◆ DATA
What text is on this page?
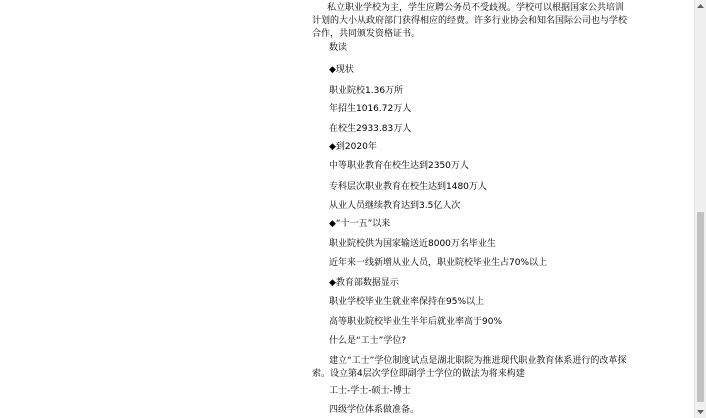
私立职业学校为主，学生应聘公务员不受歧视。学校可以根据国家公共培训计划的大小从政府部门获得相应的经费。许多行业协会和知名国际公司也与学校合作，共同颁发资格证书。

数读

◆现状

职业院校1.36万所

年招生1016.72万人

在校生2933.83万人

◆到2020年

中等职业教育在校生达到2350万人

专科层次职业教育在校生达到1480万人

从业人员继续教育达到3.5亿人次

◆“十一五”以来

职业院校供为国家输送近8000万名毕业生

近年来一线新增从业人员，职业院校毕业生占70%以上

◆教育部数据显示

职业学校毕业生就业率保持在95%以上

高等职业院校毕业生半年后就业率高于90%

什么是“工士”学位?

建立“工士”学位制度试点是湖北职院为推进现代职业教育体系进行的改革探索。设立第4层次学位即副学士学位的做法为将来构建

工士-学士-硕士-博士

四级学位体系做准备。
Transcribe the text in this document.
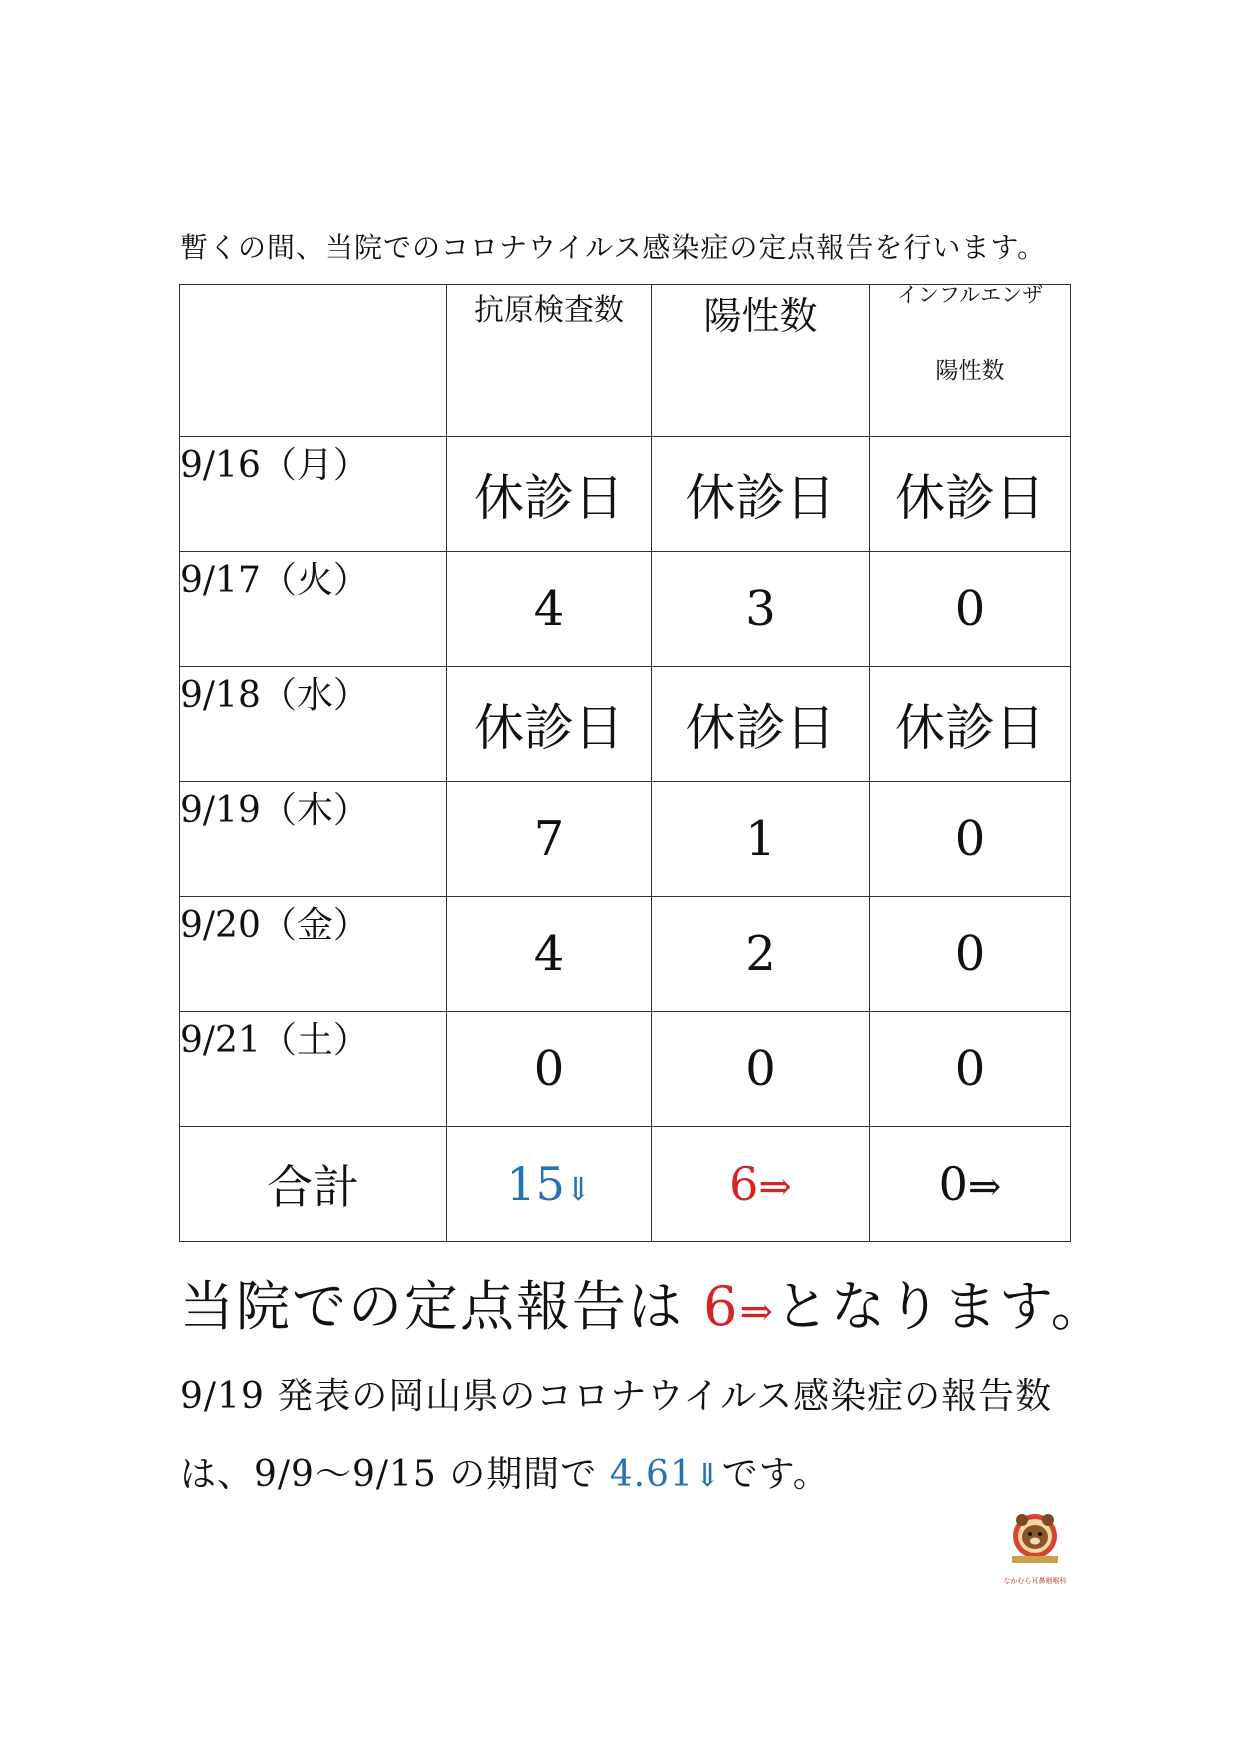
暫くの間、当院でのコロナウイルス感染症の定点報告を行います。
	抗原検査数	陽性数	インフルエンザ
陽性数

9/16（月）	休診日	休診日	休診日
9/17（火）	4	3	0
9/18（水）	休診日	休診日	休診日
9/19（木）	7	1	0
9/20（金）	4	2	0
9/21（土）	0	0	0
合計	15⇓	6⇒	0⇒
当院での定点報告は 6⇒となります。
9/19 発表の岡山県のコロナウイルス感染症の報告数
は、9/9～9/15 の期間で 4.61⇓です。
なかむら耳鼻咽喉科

◆ WHAT IS REQUIRED
Exclude the images and reproduce the remaining data exactly.

◆ REPLY TO THE EXERCISE
What text is on this page?
私立职业学校为主，学生应聘公务员不受歧视。学校可以根据国家公共培训计划的大小从政府部门获得相应的经费。许多行业协会和知名国际公司也与学校合作，共同颁发资格证书。

数读

◆现状

职业院校1.36万所

年招生1016.72万人

在校生2933.83万人

◆到2020年

中等职业教育在校生达到2350万人

专科层次职业教育在校生达到1480万人

从业人员继续教育达到3.5亿人次

◆“十一五”以来

职业院校供为国家输送近8000万名毕业生

近年来一线新增从业人员，职业院校毕业生占70%以上

◆教育部数据显示

职业学校毕业生就业率保持在95%以上

高等职业院校毕业生半年后就业率高于90%

什么是“工士”学位?

建立“工士”学位制度试点是湖北职院为推进现代职业教育体系进行的改革探索。设立第4层次学位即副学士学位的做法为将来构建

工士-学士-硕士-博士

四级学位体系做准备。
Transcribe the text in this document.
暫くの間、当院でのコロナウイルス感染症の定点報告を行います。
	抗原検査数	陽性数	インフルエンザ
陽性数

9/16（月）	休診日	休診日	休診日
9/17（火）	4	3	0
9/18（水）	休診日	休診日	休診日
9/19（木）	7	1	0
9/20（金）	4	2	0
9/21（土）	0	0	0
合計	15⇓	6⇒	0⇒
当院での定点報告は 6⇒となります。
9/19 発表の岡山県のコロナウイルス感染症の報告数
は、9/9～9/15 の期間で 4.61⇓です。
なかむら耳鼻咽喉科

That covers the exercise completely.